» **Listed records**
——————————

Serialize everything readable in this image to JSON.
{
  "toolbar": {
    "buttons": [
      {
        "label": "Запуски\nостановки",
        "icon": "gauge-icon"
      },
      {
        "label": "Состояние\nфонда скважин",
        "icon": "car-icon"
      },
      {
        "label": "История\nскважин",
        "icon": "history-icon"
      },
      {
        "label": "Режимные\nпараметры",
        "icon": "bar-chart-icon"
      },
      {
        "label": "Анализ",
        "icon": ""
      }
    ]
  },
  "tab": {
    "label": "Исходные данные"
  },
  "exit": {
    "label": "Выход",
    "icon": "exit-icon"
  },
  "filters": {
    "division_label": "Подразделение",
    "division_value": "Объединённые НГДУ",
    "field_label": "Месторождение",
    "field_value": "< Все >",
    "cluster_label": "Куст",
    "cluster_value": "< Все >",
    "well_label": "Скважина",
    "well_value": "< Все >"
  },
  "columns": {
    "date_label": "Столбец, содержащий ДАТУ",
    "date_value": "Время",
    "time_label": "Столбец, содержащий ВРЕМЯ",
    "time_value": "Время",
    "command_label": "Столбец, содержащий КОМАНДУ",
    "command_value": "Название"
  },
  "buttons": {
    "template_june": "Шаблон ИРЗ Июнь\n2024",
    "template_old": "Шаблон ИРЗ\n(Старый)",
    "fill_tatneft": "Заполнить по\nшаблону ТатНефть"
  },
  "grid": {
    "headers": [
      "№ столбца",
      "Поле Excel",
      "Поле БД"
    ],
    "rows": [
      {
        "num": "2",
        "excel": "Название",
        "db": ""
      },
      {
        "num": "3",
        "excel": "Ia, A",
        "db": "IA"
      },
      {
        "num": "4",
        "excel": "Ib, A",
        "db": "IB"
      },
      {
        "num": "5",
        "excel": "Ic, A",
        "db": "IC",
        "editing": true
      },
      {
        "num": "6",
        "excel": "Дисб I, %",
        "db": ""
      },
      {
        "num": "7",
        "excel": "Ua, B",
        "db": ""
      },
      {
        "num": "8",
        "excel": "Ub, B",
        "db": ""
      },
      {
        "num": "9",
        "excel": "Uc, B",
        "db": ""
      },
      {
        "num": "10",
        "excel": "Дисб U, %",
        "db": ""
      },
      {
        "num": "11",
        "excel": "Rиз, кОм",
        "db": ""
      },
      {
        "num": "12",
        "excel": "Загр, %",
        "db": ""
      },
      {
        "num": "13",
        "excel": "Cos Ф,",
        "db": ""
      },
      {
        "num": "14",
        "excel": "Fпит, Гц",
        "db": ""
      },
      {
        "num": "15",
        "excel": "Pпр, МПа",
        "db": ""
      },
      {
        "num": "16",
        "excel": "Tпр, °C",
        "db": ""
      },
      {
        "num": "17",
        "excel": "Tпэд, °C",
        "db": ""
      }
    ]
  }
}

——————————

» **Task requirements**
Type out the material again exactly as presented.

» **Answer to the problem**
Serialize everything readable in this image to JSON.
{
  "toolbar": {
    "buttons": [
      {
        "label": "Запуски\nостановки",
        "icon": "gauge-icon"
      },
      {
        "label": "Состояние\nфонда скважин",
        "icon": "car-icon"
      },
      {
        "label": "История\nскважин",
        "icon": "history-icon"
      },
      {
        "label": "Режимные\nпараметры",
        "icon": "bar-chart-icon"
      },
      {
        "label": "Анализ",
        "icon": ""
      }
    ]
  },
  "tab": {
    "label": "Исходные данные"
  },
  "exit": {
    "label": "Выход",
    "icon": "exit-icon"
  },
  "filters": {
    "division_label": "Подразделение",
    "division_value": "Объединённые НГДУ",
    "field_label": "Месторождение",
    "field_value": "< Все >",
    "cluster_label": "Куст",
    "cluster_value": "< Все >",
    "well_label": "Скважина",
    "well_value": "< Все >"
  },
  "columns": {
    "date_label": "Столбец, содержащий ДАТУ",
    "date_value": "Время",
    "time_label": "Столбец, содержащий ВРЕМЯ",
    "time_value": "Время",
    "command_label": "Столбец, содержащий КОМАНДУ",
    "command_value": "Название"
  },
  "buttons": {
    "template_june": "Шаблон ИРЗ Июнь\n2024",
    "template_old": "Шаблон ИРЗ\n(Старый)",
    "fill_tatneft": "Заполнить по\nшаблону ТатНефть"
  },
  "grid": {
    "headers": [
      "№ столбца",
      "Поле Excel",
      "Поле БД"
    ],
    "rows": [
      {
        "num": "2",
        "excel": "Название",
        "db": ""
      },
      {
        "num": "3",
        "excel": "Ia, A",
        "db": "IA"
      },
      {
        "num": "4",
        "excel": "Ib, A",
        "db": "IB"
      },
      {
        "num": "5",
        "excel": "Ic, A",
        "db": "IC",
        "editing": true
      },
      {
        "num": "6",
        "excel": "Дисб I, %",
        "db": ""
      },
      {
        "num": "7",
        "excel": "Ua, B",
        "db": ""
      },
      {
        "num": "8",
        "excel": "Ub, B",
        "db": ""
      },
      {
        "num": "9",
        "excel": "Uc, B",
        "db": ""
      },
      {
        "num": "10",
        "excel": "Дисб U, %",
        "db": ""
      },
      {
        "num": "11",
        "excel": "Rиз, кОм",
        "db": ""
      },
      {
        "num": "12",
        "excel": "Загр, %",
        "db": ""
      },
      {
        "num": "13",
        "excel": "Cos Ф,",
        "db": ""
      },
      {
        "num": "14",
        "excel": "Fпит, Гц",
        "db": ""
      },
      {
        "num": "15",
        "excel": "Pпр, МПа",
        "db": ""
      },
      {
        "num": "16",
        "excel": "Tпр, °C",
        "db": ""
      },
      {
        "num": "17",
        "excel": "Tпэд, °C",
        "db": ""
      }
    ]
  }
}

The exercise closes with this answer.